*Prompt*: What is the number of lines that include the word "Ciudadanía"? Provide only that figure.

====== Items ======

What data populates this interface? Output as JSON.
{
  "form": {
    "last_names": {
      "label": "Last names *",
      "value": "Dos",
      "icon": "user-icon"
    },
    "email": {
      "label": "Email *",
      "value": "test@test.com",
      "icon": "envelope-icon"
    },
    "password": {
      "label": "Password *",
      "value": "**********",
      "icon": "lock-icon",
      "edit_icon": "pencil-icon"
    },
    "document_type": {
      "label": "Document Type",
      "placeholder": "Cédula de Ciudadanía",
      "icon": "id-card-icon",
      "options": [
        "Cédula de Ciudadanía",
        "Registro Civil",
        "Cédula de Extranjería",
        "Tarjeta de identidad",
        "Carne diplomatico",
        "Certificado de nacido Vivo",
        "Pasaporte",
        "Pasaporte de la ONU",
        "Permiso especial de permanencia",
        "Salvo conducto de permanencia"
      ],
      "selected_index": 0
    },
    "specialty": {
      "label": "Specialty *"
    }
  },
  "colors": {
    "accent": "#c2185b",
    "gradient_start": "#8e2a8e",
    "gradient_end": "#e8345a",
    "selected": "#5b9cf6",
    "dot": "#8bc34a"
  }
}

======

*Written response*: 2